Задание 1 :: Какое место «Книга воспоминаний» Надаша заняла в опросе американского журнала, судя по отрывку?
Задание 2 :: Перепиши фрагмент отрывка: начни со слов, где есть «РЖ: Ю.Я.Яхнина работает», и остановись после «не стоит останавливаться.». Везде замени «черновика» на «наброска».
--- Отрывок ---
Недавно я перевела потрясающую книгу Петера Надаша "Конец семейного романа". Этот автор, на мой взгляд, равен Эстерхази. Роман меня настолько увлек, что я решила: "Переведу, и будь что будет". Пока его так и не напечатали. Несколько небольших вещей Надаша у нас переводили, но в России он почти неизвестен. В Америке один журнал проводил опрос насчет самых популярных книг, и читатели поставили его "Книгу воспоминаний" на десятое место; в Германии собираются издать полное собрание его сочинений... а в "Иностранной литературе" мне говорят: "Книга прекрасная, но читатель ее не прочитает".

РЖ: Большая?

Е.М.: Всего 7 листов. Да, ее трудно читать. По словам одного издателя, "эту книгу не купят - в ней нет абзацев".

Эпизоды жизни главного героя - мальчика - сменяют воспоминания о семье, история рода, который ведет свое начало чуть ли не от Моисея, и от деда к внуку передает знание о конкретных людях, а потом узнаешь, что все происходит в мгновение смерти мальчика, на котором кончается род. Наверное, вчитаться в нее трудно, но после 20 страниц не оторваться. Отец мальчика, страстный коммунист, говорит своему отцу, воплощению мудрости в романе: "Я не буду помогать людям, которые не верят в нас", - а при Ракоши он сам попадает в тюрьму, мальчика забирают в воспитательный дом, где он случайно - и одновременно не случайно - погибает.

РЖ: Ю.Я.Яхнина работает с переводным материалом так: "Я обычно начинаю с черновика и над ним работаю довольно быстро. Для меня важен ритм, я стараюсь не задерживаться на отделке каждой фразы, а сохранить "музыку" текста. Лексику я обычно, почти подсознательно, слышу сразу, мне несвойственны провалы в другие стилистические слои, если только они не заданы оригиналом. А потом начинается длительный и мучительный период - превращение черновика в окончательный текст". А вы как?

Е.М.: Точно так же. Думаю, как и любой серьезный переводчик. С самого начала надо уловить интонацию и ритм, иначе потом не найдешь, с чего начать и как двигаться дальше. Детали можно пропустить, оставить на потом. Сразу видишь, что эта фраза легла чуть-чуть не так, но вначале, чтобы не разрушить движение текста, на ней не стоит останавливаться.

РЖ: У вас бывало, что текст вначале понравится, а потом вы вчитались - и разочаровались в нем? То есть отношение меняется?

Е.М.: Бывает по-всякому. Выбирая текст, читаешь его не просто так, а примериваешься, смотришь, как лучше сделать фразу. Когда читаешь - все происходит быстро, во время перевода время замедляется, и отдельные куски, фразы кажутся такими длинными... будто перетягивают на себя всю суть произведения. Поэтому перевод надо отложить, ни в коем случае не править тут же, чтобы сошлись все временные сдвиги. Иногда накатывает отчаяние: "Так ли я делаю?.."
--- Состав данных ---
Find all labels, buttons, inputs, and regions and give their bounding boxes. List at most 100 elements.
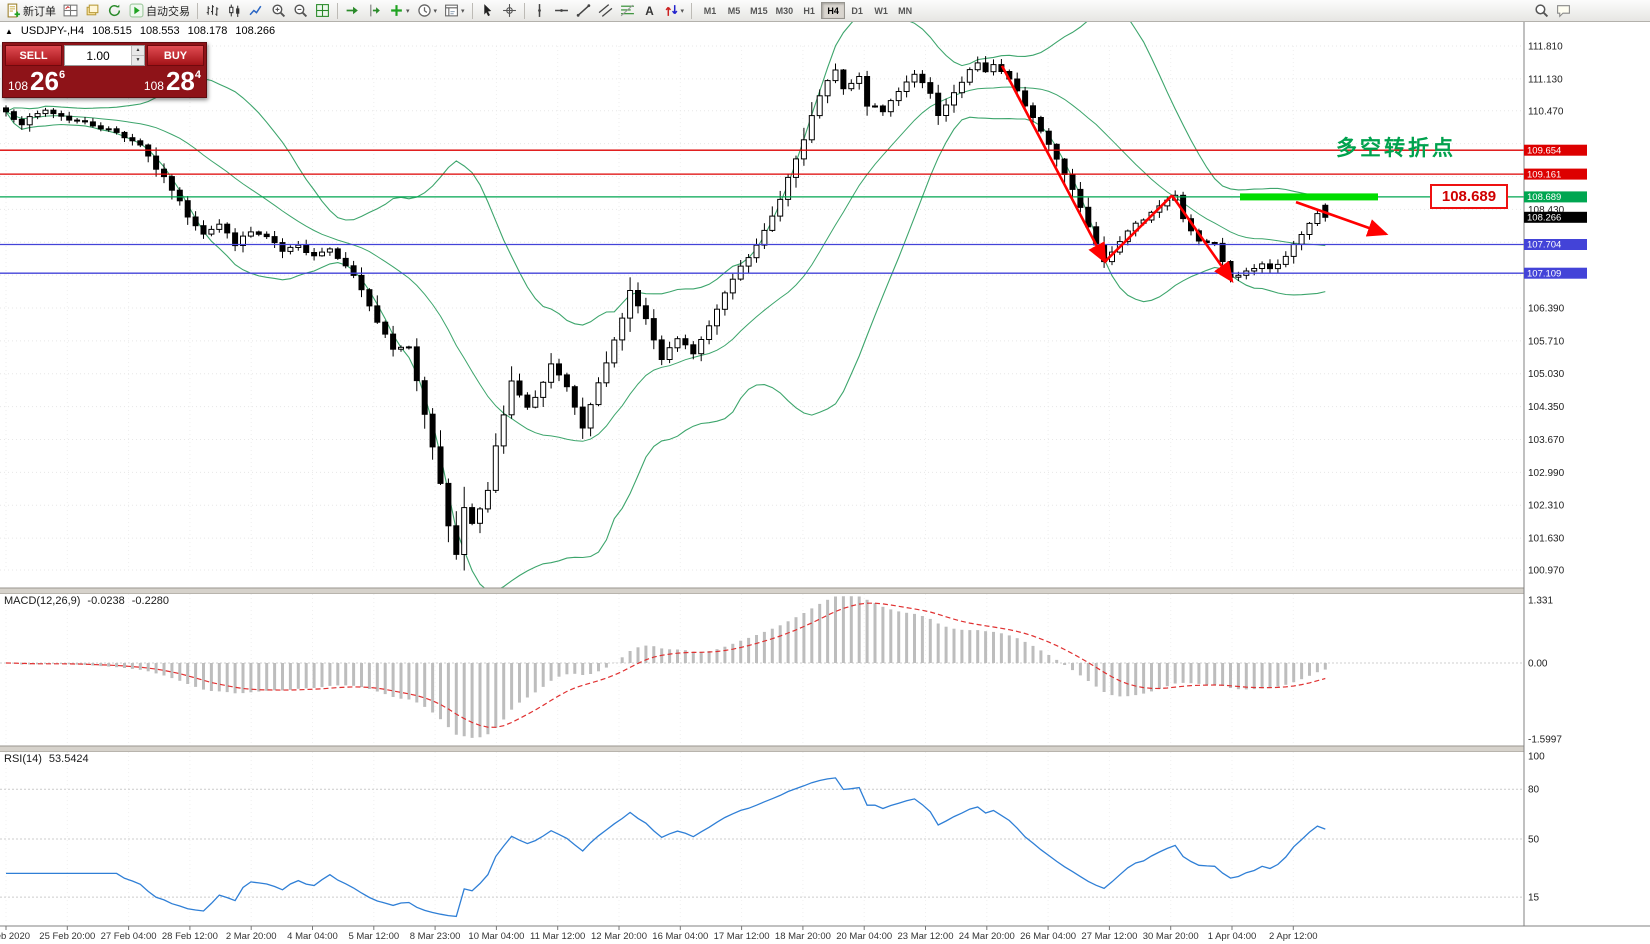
---
Результат 1 :: Десятое место.

Результат 2 ::
РЖ: Ю.Я.Яхнина работает с переводным материалом так: "Я обычно начинаю с наброска и над ним работаю довольно быстро. Для меня важен ритм, я стараюсь не задерживаться на отделке каждой фразы, а сохранить "музыку" текста. Лексику я обычно, почти подсознательно, слышу сразу, мне несвойственны провалы в другие стилистические слои, если только они не заданы оригиналом. А потом начинается длительный и мучительный период - превращение наброска в окончательный текст". А вы как?

Е.М.: Точно так же. Думаю, как и любой серьезный переводчик. С самого начала надо уловить интонацию и ритм, иначе потом не найдешь, с чего начать и как двигаться дальше. Детали можно пропустить, оставить на потом. Сразу видишь, что эта фраза легла чуть-чуть не так, но вначале, чтобы не разрушить движение текста, на ней не стоит останавливаться.